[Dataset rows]
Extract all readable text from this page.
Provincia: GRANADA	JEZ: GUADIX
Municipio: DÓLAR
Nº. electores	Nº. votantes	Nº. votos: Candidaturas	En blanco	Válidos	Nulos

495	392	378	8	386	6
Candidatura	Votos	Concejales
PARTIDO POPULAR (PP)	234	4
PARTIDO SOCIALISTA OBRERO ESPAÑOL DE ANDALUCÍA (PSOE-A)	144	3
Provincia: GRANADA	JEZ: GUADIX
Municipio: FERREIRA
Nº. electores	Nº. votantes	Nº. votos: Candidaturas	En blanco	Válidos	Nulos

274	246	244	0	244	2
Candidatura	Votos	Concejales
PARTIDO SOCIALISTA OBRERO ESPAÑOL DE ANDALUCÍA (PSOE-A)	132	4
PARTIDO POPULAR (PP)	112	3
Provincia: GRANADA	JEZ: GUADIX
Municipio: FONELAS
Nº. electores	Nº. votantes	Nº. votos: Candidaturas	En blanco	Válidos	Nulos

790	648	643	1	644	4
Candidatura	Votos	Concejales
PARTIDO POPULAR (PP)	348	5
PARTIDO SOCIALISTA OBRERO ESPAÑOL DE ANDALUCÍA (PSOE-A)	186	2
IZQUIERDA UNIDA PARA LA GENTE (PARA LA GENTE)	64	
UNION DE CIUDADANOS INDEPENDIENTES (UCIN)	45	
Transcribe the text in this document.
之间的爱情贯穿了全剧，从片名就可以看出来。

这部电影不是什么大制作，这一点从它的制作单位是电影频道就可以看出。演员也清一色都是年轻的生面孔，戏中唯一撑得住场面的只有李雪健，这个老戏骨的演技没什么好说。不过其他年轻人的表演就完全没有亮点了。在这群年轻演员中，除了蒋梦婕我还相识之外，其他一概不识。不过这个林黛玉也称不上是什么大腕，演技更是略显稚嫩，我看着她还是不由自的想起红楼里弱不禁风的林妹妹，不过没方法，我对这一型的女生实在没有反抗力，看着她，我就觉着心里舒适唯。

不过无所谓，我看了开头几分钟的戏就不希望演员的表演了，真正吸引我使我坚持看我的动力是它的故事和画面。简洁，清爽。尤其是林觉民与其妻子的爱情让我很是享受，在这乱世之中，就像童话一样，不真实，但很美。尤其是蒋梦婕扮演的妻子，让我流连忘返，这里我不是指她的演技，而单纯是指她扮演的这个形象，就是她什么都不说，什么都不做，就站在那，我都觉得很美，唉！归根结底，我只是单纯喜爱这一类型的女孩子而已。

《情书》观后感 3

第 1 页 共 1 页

■ TASK ■
All entries must be repeated verbatim.

■ ANSWER TO THIS PROBLEM ■
Extract all readable text from this page.
Provincia: GRANADA	JEZ: GUADIX
Municipio: DÓLAR
Nº. electores	Nº. votantes	Nº. votos: Candidaturas	En blanco	Válidos	Nulos

495	392	378	8	386	6
Candidatura	Votos	Concejales
PARTIDO POPULAR (PP)	234	4
PARTIDO SOCIALISTA OBRERO ESPAÑOL DE ANDALUCÍA (PSOE-A)	144	3
Provincia: GRANADA	JEZ: GUADIX
Municipio: FERREIRA
Nº. electores	Nº. votantes	Nº. votos: Candidaturas	En blanco	Válidos	Nulos

274	246	244	0	244	2
Candidatura	Votos	Concejales
PARTIDO SOCIALISTA OBRERO ESPAÑOL DE ANDALUCÍA (PSOE-A)	132	4
PARTIDO POPULAR (PP)	112	3
Provincia: GRANADA	JEZ: GUADIX
Municipio: FONELAS
Nº. electores	Nº. votantes	Nº. votos: Candidaturas	En blanco	Válidos	Nulos

790	648	643	1	644	4
Candidatura	Votos	Concejales
PARTIDO POPULAR (PP)	348	5
PARTIDO SOCIALISTA OBRERO ESPAÑOL DE ANDALUCÍA (PSOE-A)	186	2
IZQUIERDA UNIDA PARA LA GENTE (PARA LA GENTE)	64	
UNION DE CIUDADANOS INDEPENDIENTES (UCIN)	45	
Transcribe the text in this document.
之间的爱情贯穿了全剧，从片名就可以看出来。

这部电影不是什么大制作，这一点从它的制作单位是电影频道就可以看出。演员也清一色都是年轻的生面孔，戏中唯一撑得住场面的只有李雪健，这个老戏骨的演技没什么好说。不过其他年轻人的表演就完全没有亮点了。在这群年轻演员中，除了蒋梦婕我还相识之外，其他一概不识。不过这个林黛玉也称不上是什么大腕，演技更是略显稚嫩，我看着她还是不由自的想起红楼里弱不禁风的林妹妹，不过没方法，我对这一型的女生实在没有反抗力，看着她，我就觉着心里舒适唯。

不过无所谓，我看了开头几分钟的戏就不希望演员的表演了，真正吸引我使我坚持看我的动力是它的故事和画面。简洁，清爽。尤其是林觉民与其妻子的爱情让我很是享受，在这乱世之中，就像童话一样，不真实，但很美。尤其是蒋梦婕扮演的妻子，让我流连忘返，这里我不是指她的演技，而单纯是指她扮演的这个形象，就是她什么都不说，什么都不做，就站在那，我都觉得很美，唉！归根结底，我只是单纯喜爱这一类型的女孩子而已。

《情书》观后感 3

第 1 页 共 1 页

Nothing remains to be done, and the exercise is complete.